[Recorded data]
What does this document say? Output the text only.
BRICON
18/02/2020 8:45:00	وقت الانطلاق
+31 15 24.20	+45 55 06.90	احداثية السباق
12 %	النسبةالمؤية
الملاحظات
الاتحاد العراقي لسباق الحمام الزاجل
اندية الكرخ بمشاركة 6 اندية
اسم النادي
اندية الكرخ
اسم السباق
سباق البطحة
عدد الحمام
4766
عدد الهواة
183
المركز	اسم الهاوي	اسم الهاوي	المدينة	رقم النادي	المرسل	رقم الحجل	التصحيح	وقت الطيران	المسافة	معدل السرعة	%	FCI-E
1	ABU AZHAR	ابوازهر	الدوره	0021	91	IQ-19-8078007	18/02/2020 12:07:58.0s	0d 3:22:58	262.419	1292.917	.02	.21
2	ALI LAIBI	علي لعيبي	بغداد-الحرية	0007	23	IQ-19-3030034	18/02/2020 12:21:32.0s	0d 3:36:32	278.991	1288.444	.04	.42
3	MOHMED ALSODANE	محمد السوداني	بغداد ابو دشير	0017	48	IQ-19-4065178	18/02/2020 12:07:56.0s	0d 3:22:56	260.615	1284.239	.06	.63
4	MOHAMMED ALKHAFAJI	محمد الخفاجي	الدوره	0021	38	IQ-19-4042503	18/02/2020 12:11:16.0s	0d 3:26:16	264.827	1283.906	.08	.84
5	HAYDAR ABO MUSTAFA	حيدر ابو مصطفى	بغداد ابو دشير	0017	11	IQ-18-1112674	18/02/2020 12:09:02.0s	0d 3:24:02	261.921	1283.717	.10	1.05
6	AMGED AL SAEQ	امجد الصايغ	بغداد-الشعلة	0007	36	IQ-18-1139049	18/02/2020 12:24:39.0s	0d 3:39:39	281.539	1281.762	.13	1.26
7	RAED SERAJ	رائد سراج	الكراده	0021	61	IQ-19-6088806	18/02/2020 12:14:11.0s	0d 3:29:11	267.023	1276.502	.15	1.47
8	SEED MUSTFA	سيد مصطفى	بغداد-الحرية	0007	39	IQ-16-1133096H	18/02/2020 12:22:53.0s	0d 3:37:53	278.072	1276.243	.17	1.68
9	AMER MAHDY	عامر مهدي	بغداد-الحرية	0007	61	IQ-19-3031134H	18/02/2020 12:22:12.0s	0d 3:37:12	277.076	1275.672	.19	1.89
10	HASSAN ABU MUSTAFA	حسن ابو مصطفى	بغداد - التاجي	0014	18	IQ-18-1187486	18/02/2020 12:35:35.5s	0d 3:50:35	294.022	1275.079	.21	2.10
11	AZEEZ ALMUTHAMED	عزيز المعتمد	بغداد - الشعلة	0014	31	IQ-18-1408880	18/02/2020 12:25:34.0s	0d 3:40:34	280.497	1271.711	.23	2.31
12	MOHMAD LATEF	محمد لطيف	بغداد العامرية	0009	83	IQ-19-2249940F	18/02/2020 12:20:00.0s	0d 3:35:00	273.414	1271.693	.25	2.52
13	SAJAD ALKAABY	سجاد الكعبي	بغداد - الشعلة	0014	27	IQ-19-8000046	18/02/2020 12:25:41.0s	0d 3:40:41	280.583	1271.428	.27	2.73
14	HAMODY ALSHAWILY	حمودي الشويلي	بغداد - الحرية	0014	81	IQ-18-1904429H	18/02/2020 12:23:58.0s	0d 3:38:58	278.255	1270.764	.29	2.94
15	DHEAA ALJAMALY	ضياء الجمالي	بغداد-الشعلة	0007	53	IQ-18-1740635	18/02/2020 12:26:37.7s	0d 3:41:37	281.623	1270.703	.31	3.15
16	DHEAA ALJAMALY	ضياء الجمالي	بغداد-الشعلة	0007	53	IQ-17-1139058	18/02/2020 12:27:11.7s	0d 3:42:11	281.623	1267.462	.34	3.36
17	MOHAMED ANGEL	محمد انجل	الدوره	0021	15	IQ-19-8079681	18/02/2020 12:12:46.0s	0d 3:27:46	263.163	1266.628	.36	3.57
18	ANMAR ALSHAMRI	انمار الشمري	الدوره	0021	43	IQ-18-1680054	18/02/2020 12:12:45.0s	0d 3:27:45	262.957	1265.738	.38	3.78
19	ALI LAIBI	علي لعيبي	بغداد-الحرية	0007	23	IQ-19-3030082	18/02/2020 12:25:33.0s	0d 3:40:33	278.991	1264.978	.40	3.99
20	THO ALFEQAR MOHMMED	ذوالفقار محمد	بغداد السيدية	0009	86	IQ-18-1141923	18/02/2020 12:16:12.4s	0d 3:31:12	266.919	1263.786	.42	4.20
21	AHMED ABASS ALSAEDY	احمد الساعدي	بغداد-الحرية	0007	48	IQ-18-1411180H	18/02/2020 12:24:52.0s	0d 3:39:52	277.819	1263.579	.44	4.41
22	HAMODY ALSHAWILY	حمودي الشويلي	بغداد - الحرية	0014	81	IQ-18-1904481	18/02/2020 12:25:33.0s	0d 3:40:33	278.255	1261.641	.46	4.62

# Set exercise
Search the preceding listing for "الدوره" and extract every line where it is found.

# In response
1	ABU AZHAR	ابوازهر	الدوره	0021	91	IQ-19-8078007	18/02/2020 12:07:58.0s	0d 3:22:58	262.419	1292.917	.02	.21
4	MOHAMMED ALKHAFAJI	محمد الخفاجي	الدوره	0021	38	IQ-19-4042503	18/02/2020 12:11:16.0s	0d 3:26:16	264.827	1283.906	.08	.84
17	MOHAMED ANGEL	محمد انجل	الدوره	0021	15	IQ-19-8079681	18/02/2020 12:12:46.0s	0d 3:27:46	263.163	1266.628	.36	3.57
18	ANMAR ALSHAMRI	انمار الشمري	الدوره	0021	43	IQ-18-1680054	18/02/2020 12:12:45.0s	0d 3:27:45	262.957	1265.738	.38	3.78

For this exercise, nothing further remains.